Instructions for the task:
Pull out every line of the listing below where "name" appears.
[START Supplied data]
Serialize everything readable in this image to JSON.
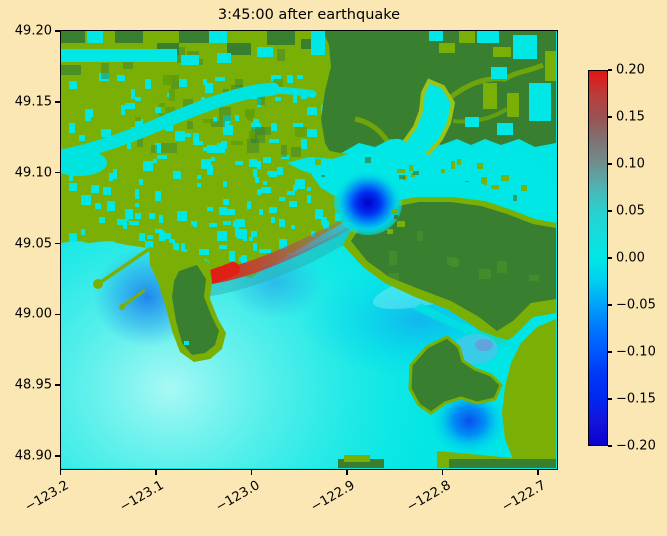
{
  "title": "3:45:00 after earthquake",
  "chart_data": {
    "type": "heatmap",
    "title": "3:45:00 after earthquake",
    "xlabel": "",
    "ylabel": "",
    "grid": false,
    "x_tick_labels": [
      "−123.2",
      "−123.1",
      "−123.0",
      "−122.9",
      "−122.8",
      "−122.7"
    ],
    "y_tick_labels": [
      "49.20",
      "49.15",
      "49.10",
      "49.05",
      "49.00",
      "48.95",
      "48.90"
    ],
    "xlim": [
      -123.2,
      -122.68
    ],
    "ylim": [
      48.89,
      49.2
    ],
    "colorbar": {
      "position": "right",
      "vmin": -0.2,
      "vmax": 0.2,
      "tick_labels": [
        "0.20",
        "0.15",
        "0.10",
        "0.05",
        "0.00",
        "−0.05",
        "−0.10",
        "−0.15",
        "−0.20"
      ],
      "colormap_stops": [
        {
          "value": 0.2,
          "color": "#E31410"
        },
        {
          "value": 0.15,
          "color": "#9A5252"
        },
        {
          "value": 0.1,
          "color": "#6E8F8F"
        },
        {
          "value": 0.05,
          "color": "#35C2C0"
        },
        {
          "value": 0.0,
          "color": "#00E7E6"
        },
        {
          "value": -0.05,
          "color": "#00A2FA"
        },
        {
          "value": -0.1,
          "color": "#0058FF"
        },
        {
          "value": -0.15,
          "color": "#0028F0"
        },
        {
          "value": -0.2,
          "color": "#0B00D0"
        }
      ]
    },
    "features": [
      {
        "name": "positive wave crest (red arc along coast)",
        "approx_lon": -123.05,
        "approx_lat": 49.03,
        "value": "+0.15 to +0.20"
      },
      {
        "name": "strong negative displacement bay (north-central)",
        "approx_lon": -122.92,
        "approx_lat": 49.08,
        "value": "-0.15 to -0.20"
      },
      {
        "name": "negative displacement bay (south-east)",
        "approx_lon": -122.78,
        "approx_lat": 48.93,
        "value": "-0.05 to -0.10"
      },
      {
        "name": "negative displacement west of peninsula",
        "approx_lon": -123.14,
        "approx_lat": 49.01,
        "value": "-0.05"
      },
      {
        "name": "open water (strait)",
        "value": "~0.00"
      },
      {
        "name": "lowland with flooded patches",
        "rendering": "olive-green with cyan speckles"
      },
      {
        "name": "upland / mountains",
        "rendering": "dark green"
      }
    ]
  },
  "colors": {
    "figure_background": "#FAE7B4",
    "land_low": "#7AB005",
    "land_high": "#388030",
    "water_zero": "#00E7E6",
    "wave_positive": "#E31410",
    "wave_negative": "#0B00D0",
    "axes_spine": "#000000",
    "text": "#000000"
  }
}
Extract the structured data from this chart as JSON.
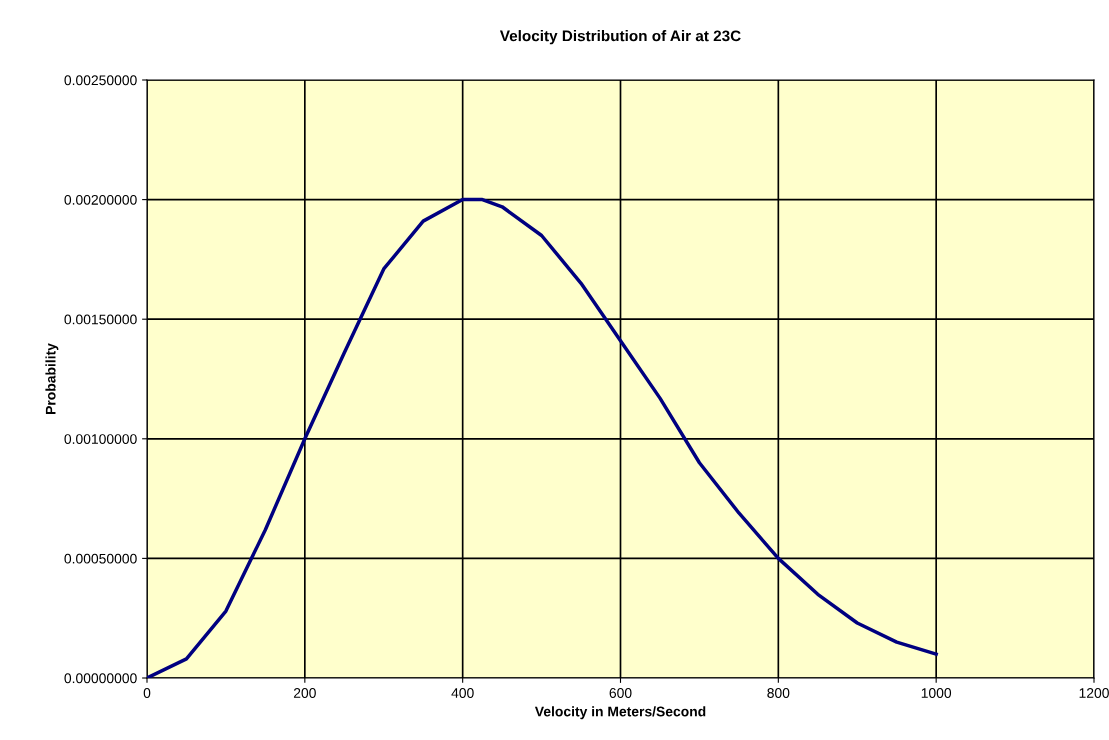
{
  "chart_data": {
    "type": "line",
    "title": "Velocity Distribution of Air at 23C",
    "xlabel": "Velocity in Meters/Second",
    "ylabel": "Probability",
    "series": [
      {
        "color": "#000080",
        "x": [
          0,
          50,
          100,
          150,
          200,
          250,
          300,
          350,
          400,
          425,
          450,
          500,
          550,
          600,
          650,
          700,
          750,
          800,
          850,
          900,
          950,
          1000
        ],
        "values": [
          0,
          8e-05,
          0.00028,
          0.00062,
          0.001,
          0.00136,
          0.00171,
          0.00191,
          0.002,
          0.002,
          0.00197,
          0.00185,
          0.00165,
          0.00141,
          0.00117,
          0.0009,
          0.00069,
          0.0005,
          0.00035,
          0.00023,
          0.00015,
          0.0001
        ]
      }
    ],
    "xlim": [
      0,
      1200
    ],
    "xticks": [
      0,
      200,
      400,
      600,
      800,
      1000,
      1200
    ],
    "ylim": [
      0,
      0.0025
    ],
    "yticks": [
      {
        "value": 0,
        "label": "0.00000000"
      },
      {
        "value": 0.0005,
        "label": "0.00050000"
      },
      {
        "value": 0.001,
        "label": "0.00100000"
      },
      {
        "value": 0.0015,
        "label": "0.00150000"
      },
      {
        "value": 0.002,
        "label": "0.00200000"
      },
      {
        "value": 0.0025,
        "label": "0.00250000"
      }
    ],
    "grid": true,
    "legend": false,
    "marker": "none",
    "line_style": "solid"
  }
}
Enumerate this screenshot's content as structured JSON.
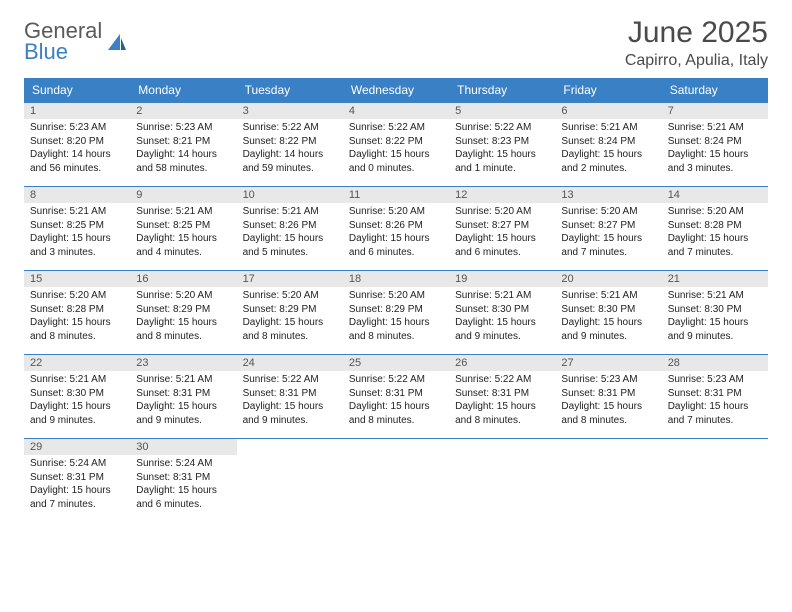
{
  "logo": {
    "general": "General",
    "blue": "Blue"
  },
  "title": "June 2025",
  "location": "Capirro, Apulia, Italy",
  "colors": {
    "header_bg": "#3a80c4",
    "header_text": "#ffffff",
    "daynum_bg": "#e8e8e8",
    "body_text": "#222222",
    "rule": "#3a80c4"
  },
  "typography": {
    "title_fontsize": 30,
    "location_fontsize": 16,
    "weekday_fontsize": 12,
    "daynum_fontsize": 11,
    "body_fontsize": 10
  },
  "weekdays": [
    "Sunday",
    "Monday",
    "Tuesday",
    "Wednesday",
    "Thursday",
    "Friday",
    "Saturday"
  ],
  "days": [
    {
      "n": 1,
      "rise": "5:23 AM",
      "set": "8:20 PM",
      "dl": "14 hours and 56 minutes."
    },
    {
      "n": 2,
      "rise": "5:23 AM",
      "set": "8:21 PM",
      "dl": "14 hours and 58 minutes."
    },
    {
      "n": 3,
      "rise": "5:22 AM",
      "set": "8:22 PM",
      "dl": "14 hours and 59 minutes."
    },
    {
      "n": 4,
      "rise": "5:22 AM",
      "set": "8:22 PM",
      "dl": "15 hours and 0 minutes."
    },
    {
      "n": 5,
      "rise": "5:22 AM",
      "set": "8:23 PM",
      "dl": "15 hours and 1 minute."
    },
    {
      "n": 6,
      "rise": "5:21 AM",
      "set": "8:24 PM",
      "dl": "15 hours and 2 minutes."
    },
    {
      "n": 7,
      "rise": "5:21 AM",
      "set": "8:24 PM",
      "dl": "15 hours and 3 minutes."
    },
    {
      "n": 8,
      "rise": "5:21 AM",
      "set": "8:25 PM",
      "dl": "15 hours and 3 minutes."
    },
    {
      "n": 9,
      "rise": "5:21 AM",
      "set": "8:25 PM",
      "dl": "15 hours and 4 minutes."
    },
    {
      "n": 10,
      "rise": "5:21 AM",
      "set": "8:26 PM",
      "dl": "15 hours and 5 minutes."
    },
    {
      "n": 11,
      "rise": "5:20 AM",
      "set": "8:26 PM",
      "dl": "15 hours and 6 minutes."
    },
    {
      "n": 12,
      "rise": "5:20 AM",
      "set": "8:27 PM",
      "dl": "15 hours and 6 minutes."
    },
    {
      "n": 13,
      "rise": "5:20 AM",
      "set": "8:27 PM",
      "dl": "15 hours and 7 minutes."
    },
    {
      "n": 14,
      "rise": "5:20 AM",
      "set": "8:28 PM",
      "dl": "15 hours and 7 minutes."
    },
    {
      "n": 15,
      "rise": "5:20 AM",
      "set": "8:28 PM",
      "dl": "15 hours and 8 minutes."
    },
    {
      "n": 16,
      "rise": "5:20 AM",
      "set": "8:29 PM",
      "dl": "15 hours and 8 minutes."
    },
    {
      "n": 17,
      "rise": "5:20 AM",
      "set": "8:29 PM",
      "dl": "15 hours and 8 minutes."
    },
    {
      "n": 18,
      "rise": "5:20 AM",
      "set": "8:29 PM",
      "dl": "15 hours and 8 minutes."
    },
    {
      "n": 19,
      "rise": "5:21 AM",
      "set": "8:30 PM",
      "dl": "15 hours and 9 minutes."
    },
    {
      "n": 20,
      "rise": "5:21 AM",
      "set": "8:30 PM",
      "dl": "15 hours and 9 minutes."
    },
    {
      "n": 21,
      "rise": "5:21 AM",
      "set": "8:30 PM",
      "dl": "15 hours and 9 minutes."
    },
    {
      "n": 22,
      "rise": "5:21 AM",
      "set": "8:30 PM",
      "dl": "15 hours and 9 minutes."
    },
    {
      "n": 23,
      "rise": "5:21 AM",
      "set": "8:31 PM",
      "dl": "15 hours and 9 minutes."
    },
    {
      "n": 24,
      "rise": "5:22 AM",
      "set": "8:31 PM",
      "dl": "15 hours and 9 minutes."
    },
    {
      "n": 25,
      "rise": "5:22 AM",
      "set": "8:31 PM",
      "dl": "15 hours and 8 minutes."
    },
    {
      "n": 26,
      "rise": "5:22 AM",
      "set": "8:31 PM",
      "dl": "15 hours and 8 minutes."
    },
    {
      "n": 27,
      "rise": "5:23 AM",
      "set": "8:31 PM",
      "dl": "15 hours and 8 minutes."
    },
    {
      "n": 28,
      "rise": "5:23 AM",
      "set": "8:31 PM",
      "dl": "15 hours and 7 minutes."
    },
    {
      "n": 29,
      "rise": "5:24 AM",
      "set": "8:31 PM",
      "dl": "15 hours and 7 minutes."
    },
    {
      "n": 30,
      "rise": "5:24 AM",
      "set": "8:31 PM",
      "dl": "15 hours and 6 minutes."
    }
  ],
  "labels": {
    "sunrise": "Sunrise:",
    "sunset": "Sunset:",
    "daylight": "Daylight:"
  },
  "layout": {
    "start_weekday": 0,
    "total_cells": 35
  }
}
[END Supplied data]
Result of the exercise:
        "name": "positive wave crest (red arc along coast)",
        "name": "strong negative displacement bay (north-central)",
        "name": "negative displacement bay (south-east)",
        "name": "negative displacement west of peninsula",
        "name": "open water (strait)",
        "name": "lowland with flooded patches",
        "name": "upland / mountains",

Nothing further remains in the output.